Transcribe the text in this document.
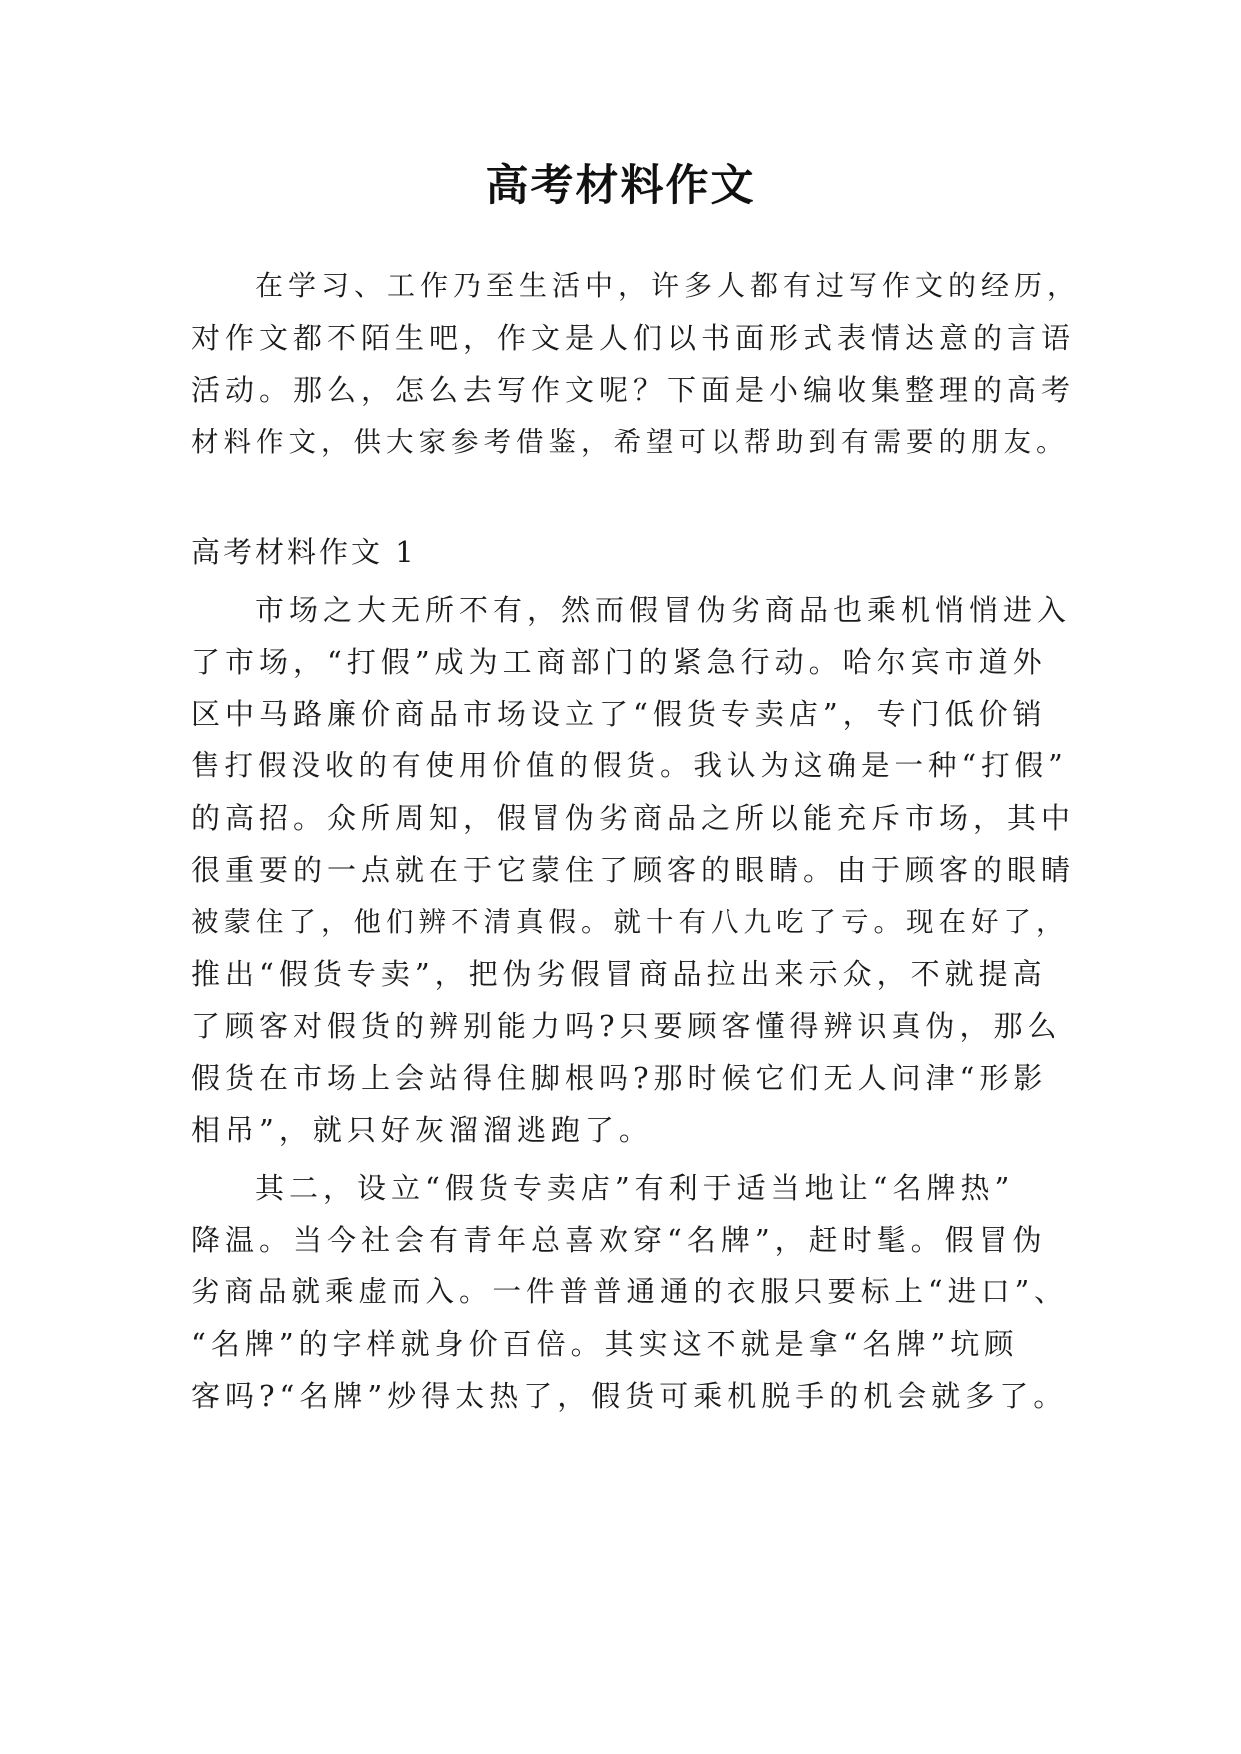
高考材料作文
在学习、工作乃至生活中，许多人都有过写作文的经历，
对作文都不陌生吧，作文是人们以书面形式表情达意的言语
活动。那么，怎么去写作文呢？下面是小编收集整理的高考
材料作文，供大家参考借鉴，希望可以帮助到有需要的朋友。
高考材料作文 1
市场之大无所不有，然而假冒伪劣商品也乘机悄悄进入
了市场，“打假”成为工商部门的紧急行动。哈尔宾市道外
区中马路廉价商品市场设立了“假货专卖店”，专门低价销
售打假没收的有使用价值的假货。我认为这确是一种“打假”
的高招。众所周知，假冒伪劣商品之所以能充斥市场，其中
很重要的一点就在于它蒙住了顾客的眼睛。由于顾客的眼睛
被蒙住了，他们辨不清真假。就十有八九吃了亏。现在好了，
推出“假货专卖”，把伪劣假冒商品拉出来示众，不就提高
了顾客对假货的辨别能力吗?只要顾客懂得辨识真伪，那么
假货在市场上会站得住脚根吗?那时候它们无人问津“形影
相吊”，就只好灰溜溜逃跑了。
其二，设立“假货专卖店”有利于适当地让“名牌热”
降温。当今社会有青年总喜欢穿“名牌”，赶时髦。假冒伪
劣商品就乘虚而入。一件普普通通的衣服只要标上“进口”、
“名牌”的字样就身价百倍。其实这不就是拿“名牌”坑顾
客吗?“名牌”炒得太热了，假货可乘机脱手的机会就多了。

━━━

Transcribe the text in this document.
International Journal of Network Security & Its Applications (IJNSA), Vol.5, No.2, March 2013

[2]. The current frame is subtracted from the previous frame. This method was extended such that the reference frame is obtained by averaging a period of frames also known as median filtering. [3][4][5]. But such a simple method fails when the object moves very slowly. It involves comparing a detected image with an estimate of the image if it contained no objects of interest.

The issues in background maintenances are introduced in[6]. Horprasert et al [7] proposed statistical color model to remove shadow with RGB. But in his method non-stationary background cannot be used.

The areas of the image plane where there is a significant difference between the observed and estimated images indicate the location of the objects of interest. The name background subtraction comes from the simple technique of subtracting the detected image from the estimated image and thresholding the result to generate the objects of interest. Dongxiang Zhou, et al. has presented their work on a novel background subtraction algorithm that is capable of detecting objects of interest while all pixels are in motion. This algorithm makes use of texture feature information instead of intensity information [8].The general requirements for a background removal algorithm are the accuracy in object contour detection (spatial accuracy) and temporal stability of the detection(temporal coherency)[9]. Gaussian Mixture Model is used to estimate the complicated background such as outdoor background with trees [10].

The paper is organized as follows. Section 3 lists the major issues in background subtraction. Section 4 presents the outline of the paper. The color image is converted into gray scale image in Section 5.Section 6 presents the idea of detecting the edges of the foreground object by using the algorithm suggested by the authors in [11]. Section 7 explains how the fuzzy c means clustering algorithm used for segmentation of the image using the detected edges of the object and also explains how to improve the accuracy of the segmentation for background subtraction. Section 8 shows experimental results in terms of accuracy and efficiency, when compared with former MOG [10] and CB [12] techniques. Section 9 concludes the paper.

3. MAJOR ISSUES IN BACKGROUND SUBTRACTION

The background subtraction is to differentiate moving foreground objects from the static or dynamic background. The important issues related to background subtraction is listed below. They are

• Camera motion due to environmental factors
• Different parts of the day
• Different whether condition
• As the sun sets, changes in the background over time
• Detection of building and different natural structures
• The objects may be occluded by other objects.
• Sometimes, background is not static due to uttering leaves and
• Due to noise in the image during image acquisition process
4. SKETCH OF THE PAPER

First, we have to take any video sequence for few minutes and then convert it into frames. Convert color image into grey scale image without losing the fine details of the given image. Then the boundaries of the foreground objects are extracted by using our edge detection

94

━━━

__Short task__.
Pick out all lines from the data above in which the word "using" appears.

__The solution__.
The paper is organized as follows. Section 3 lists the major issues in background subtraction. Section 4 presents the outline of the paper. The color image is converted into gray scale image in Section 5.Section 6 presents the idea of detecting the edges of the foreground object by using the algorithm suggested by the authors in [11]. Section 7 explains how the fuzzy c means clustering algorithm used for segmentation of the image using the detected edges of the object and also explains how to improve the accuracy of the segmentation for background subtraction. Section 8 shows experimental results in terms of accuracy and efficiency, when compared with former MOG [10] and CB [12] techniques. Section 9 concludes the paper.
First, we have to take any video sequence for few minutes and then convert it into frames. Convert color image into grey scale image without losing the fine details of the given image. Then the boundaries of the foreground objects are extracted by using our edge detection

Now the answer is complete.